## The request
Reproduce the records below in full and exactly, without their images.

## Excerpted data
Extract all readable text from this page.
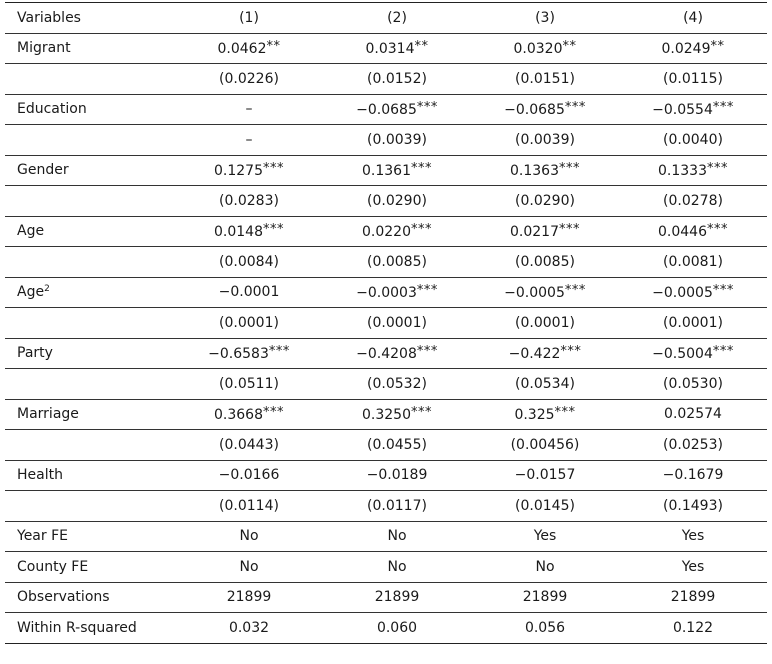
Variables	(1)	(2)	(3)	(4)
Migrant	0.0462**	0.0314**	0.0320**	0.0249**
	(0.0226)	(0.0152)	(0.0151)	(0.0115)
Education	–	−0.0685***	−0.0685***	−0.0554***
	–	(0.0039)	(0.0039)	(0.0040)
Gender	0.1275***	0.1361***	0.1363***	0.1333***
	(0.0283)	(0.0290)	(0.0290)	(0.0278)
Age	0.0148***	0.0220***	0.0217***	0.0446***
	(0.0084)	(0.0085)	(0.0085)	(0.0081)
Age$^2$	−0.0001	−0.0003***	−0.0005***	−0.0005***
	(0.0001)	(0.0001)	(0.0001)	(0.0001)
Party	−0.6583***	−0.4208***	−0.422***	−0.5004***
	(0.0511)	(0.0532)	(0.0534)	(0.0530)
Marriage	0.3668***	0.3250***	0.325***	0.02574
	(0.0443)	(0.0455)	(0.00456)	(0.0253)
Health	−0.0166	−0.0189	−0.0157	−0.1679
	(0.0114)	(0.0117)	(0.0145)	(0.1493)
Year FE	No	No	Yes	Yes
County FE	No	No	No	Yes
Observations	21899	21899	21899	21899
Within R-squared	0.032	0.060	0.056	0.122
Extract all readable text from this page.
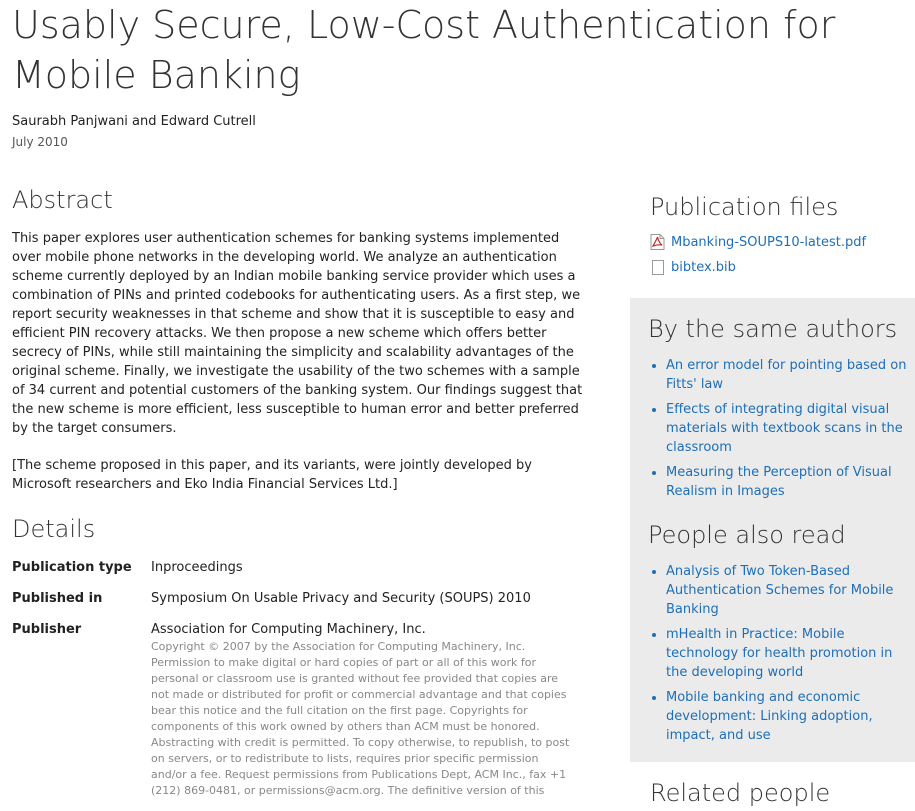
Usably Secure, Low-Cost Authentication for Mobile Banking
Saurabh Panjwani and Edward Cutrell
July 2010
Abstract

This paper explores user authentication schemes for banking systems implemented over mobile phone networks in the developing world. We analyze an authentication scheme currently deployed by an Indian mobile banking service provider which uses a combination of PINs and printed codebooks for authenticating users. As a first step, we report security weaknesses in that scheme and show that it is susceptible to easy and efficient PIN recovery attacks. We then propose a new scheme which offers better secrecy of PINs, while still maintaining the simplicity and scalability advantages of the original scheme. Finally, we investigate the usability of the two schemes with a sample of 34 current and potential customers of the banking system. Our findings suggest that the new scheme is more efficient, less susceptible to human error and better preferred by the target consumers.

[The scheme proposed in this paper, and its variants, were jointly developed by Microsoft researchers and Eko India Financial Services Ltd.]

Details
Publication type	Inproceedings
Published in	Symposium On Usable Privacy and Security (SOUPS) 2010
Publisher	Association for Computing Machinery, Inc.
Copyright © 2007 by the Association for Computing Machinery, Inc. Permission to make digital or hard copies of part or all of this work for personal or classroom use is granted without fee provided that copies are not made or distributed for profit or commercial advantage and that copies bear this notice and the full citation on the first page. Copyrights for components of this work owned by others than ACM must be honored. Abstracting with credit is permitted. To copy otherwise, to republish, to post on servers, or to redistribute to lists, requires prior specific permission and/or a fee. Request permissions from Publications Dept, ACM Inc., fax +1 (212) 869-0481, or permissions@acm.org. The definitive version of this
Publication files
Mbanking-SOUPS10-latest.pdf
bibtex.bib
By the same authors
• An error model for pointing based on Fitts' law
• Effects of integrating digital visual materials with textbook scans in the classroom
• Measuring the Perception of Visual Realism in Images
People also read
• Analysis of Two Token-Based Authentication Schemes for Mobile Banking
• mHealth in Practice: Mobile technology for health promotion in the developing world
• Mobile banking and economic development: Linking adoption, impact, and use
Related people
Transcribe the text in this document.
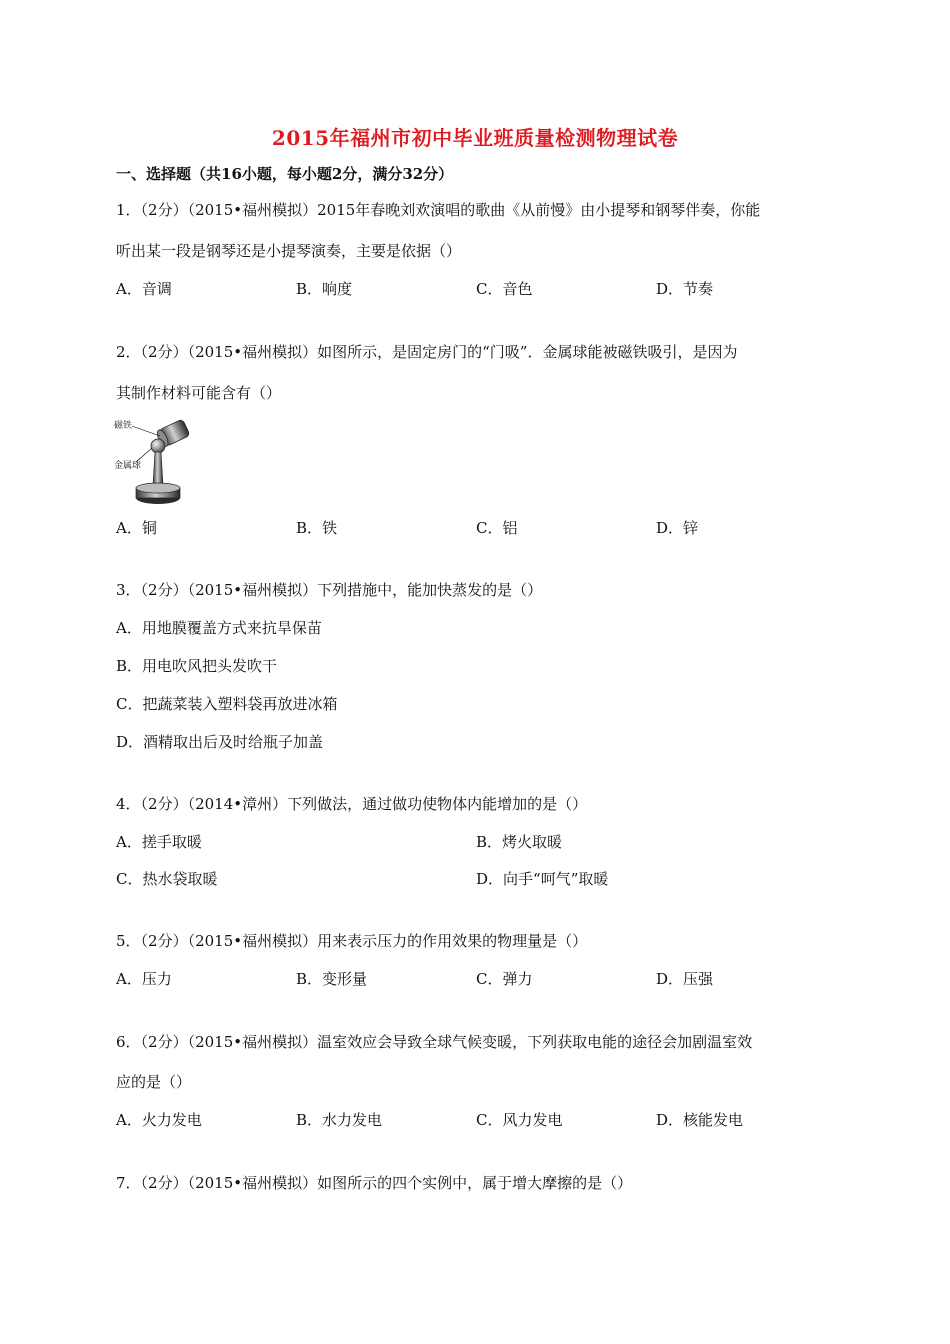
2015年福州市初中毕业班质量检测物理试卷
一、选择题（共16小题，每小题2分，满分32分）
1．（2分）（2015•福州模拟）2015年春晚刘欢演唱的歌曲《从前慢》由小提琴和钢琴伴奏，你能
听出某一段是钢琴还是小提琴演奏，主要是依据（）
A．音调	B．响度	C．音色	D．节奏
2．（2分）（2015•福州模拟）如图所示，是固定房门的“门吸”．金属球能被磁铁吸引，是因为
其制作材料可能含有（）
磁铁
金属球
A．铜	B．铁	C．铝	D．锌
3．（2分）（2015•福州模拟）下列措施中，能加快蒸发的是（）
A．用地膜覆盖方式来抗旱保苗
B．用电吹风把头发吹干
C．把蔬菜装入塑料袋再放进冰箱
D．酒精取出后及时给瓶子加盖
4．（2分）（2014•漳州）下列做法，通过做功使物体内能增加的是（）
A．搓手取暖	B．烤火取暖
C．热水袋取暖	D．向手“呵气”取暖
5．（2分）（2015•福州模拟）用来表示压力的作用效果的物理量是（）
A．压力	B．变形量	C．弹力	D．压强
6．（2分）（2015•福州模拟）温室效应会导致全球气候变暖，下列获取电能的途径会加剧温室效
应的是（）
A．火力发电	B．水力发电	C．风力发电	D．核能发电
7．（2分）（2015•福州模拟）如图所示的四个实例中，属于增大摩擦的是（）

## Task result
Extract all readable text from this page.
Variables	(1)	(2)	(3)	(4)
Migrant	0.0462**	0.0314**	0.0320**	0.0249**
	(0.0226)	(0.0152)	(0.0151)	(0.0115)
Education	–	−0.0685***	−0.0685***	−0.0554***
	–	(0.0039)	(0.0039)	(0.0040)
Gender	0.1275***	0.1361***	0.1363***	0.1333***
	(0.0283)	(0.0290)	(0.0290)	(0.0278)
Age	0.0148***	0.0220***	0.0217***	0.0446***
	(0.0084)	(0.0085)	(0.0085)	(0.0081)
Age$^2$	−0.0001	−0.0003***	−0.0005***	−0.0005***
	(0.0001)	(0.0001)	(0.0001)	(0.0001)
Party	−0.6583***	−0.4208***	−0.422***	−0.5004***
	(0.0511)	(0.0532)	(0.0534)	(0.0530)
Marriage	0.3668***	0.3250***	0.325***	0.02574
	(0.0443)	(0.0455)	(0.00456)	(0.0253)
Health	−0.0166	−0.0189	−0.0157	−0.1679
	(0.0114)	(0.0117)	(0.0145)	(0.1493)
Year FE	No	No	Yes	Yes
County FE	No	No	No	Yes
Observations	21899	21899	21899	21899
Within R-squared	0.032	0.060	0.056	0.122
Extract all readable text from this page.
Usably Secure, Low-Cost Authentication for Mobile Banking
Saurabh Panjwani and Edward Cutrell
July 2010
Abstract

This paper explores user authentication schemes for banking systems implemented over mobile phone networks in the developing world. We analyze an authentication scheme currently deployed by an Indian mobile banking service provider which uses a combination of PINs and printed codebooks for authenticating users. As a first step, we report security weaknesses in that scheme and show that it is susceptible to easy and efficient PIN recovery attacks. We then propose a new scheme which offers better secrecy of PINs, while still maintaining the simplicity and scalability advantages of the original scheme. Finally, we investigate the usability of the two schemes with a sample of 34 current and potential customers of the banking system. Our findings suggest that the new scheme is more efficient, less susceptible to human error and better preferred by the target consumers.

[The scheme proposed in this paper, and its variants, were jointly developed by Microsoft researchers and Eko India Financial Services Ltd.]

Details
Publication type	Inproceedings
Published in	Symposium On Usable Privacy and Security (SOUPS) 2010
Publisher	Association for Computing Machinery, Inc.
Copyright © 2007 by the Association for Computing Machinery, Inc. Permission to make digital or hard copies of part or all of this work for personal or classroom use is granted without fee provided that copies are not made or distributed for profit or commercial advantage and that copies bear this notice and the full citation on the first page. Copyrights for components of this work owned by others than ACM must be honored. Abstracting with credit is permitted. To copy otherwise, to republish, to post on servers, or to redistribute to lists, requires prior specific permission and/or a fee. Request permissions from Publications Dept, ACM Inc., fax +1 (212) 869-0481, or permissions@acm.org. The definitive version of this
Publication files
Mbanking-SOUPS10-latest.pdf
bibtex.bib
By the same authors
• An error model for pointing based on Fitts' law
• Effects of integrating digital visual materials with textbook scans in the classroom
• Measuring the Perception of Visual Realism in Images
People also read
• Analysis of Two Token-Based Authentication Schemes for Mobile Banking
• mHealth in Practice: Mobile technology for health promotion in the developing world
• Mobile banking and economic development: Linking adoption, impact, and use
Related people
Transcribe the text in this document.
2015年福州市初中毕业班质量检测物理试卷
一、选择题（共16小题，每小题2分，满分32分）
1．（2分）（2015•福州模拟）2015年春晚刘欢演唱的歌曲《从前慢》由小提琴和钢琴伴奏，你能
听出某一段是钢琴还是小提琴演奏，主要是依据（）
A．音调	B．响度	C．音色	D．节奏
2．（2分）（2015•福州模拟）如图所示，是固定房门的“门吸”．金属球能被磁铁吸引，是因为
其制作材料可能含有（）
磁铁
金属球
A．铜	B．铁	C．铝	D．锌
3．（2分）（2015•福州模拟）下列措施中，能加快蒸发的是（）
A．用地膜覆盖方式来抗旱保苗
B．用电吹风把头发吹干
C．把蔬菜装入塑料袋再放进冰箱
D．酒精取出后及时给瓶子加盖
4．（2分）（2014•漳州）下列做法，通过做功使物体内能增加的是（）
A．搓手取暖	B．烤火取暖
C．热水袋取暖	D．向手“呵气”取暖
5．（2分）（2015•福州模拟）用来表示压力的作用效果的物理量是（）
A．压力	B．变形量	C．弹力	D．压强
6．（2分）（2015•福州模拟）温室效应会导致全球气候变暖，下列获取电能的途径会加剧温室效
应的是（）
A．火力发电	B．水力发电	C．风力发电	D．核能发电
7．（2分）（2015•福州模拟）如图所示的四个实例中，属于增大摩擦的是（）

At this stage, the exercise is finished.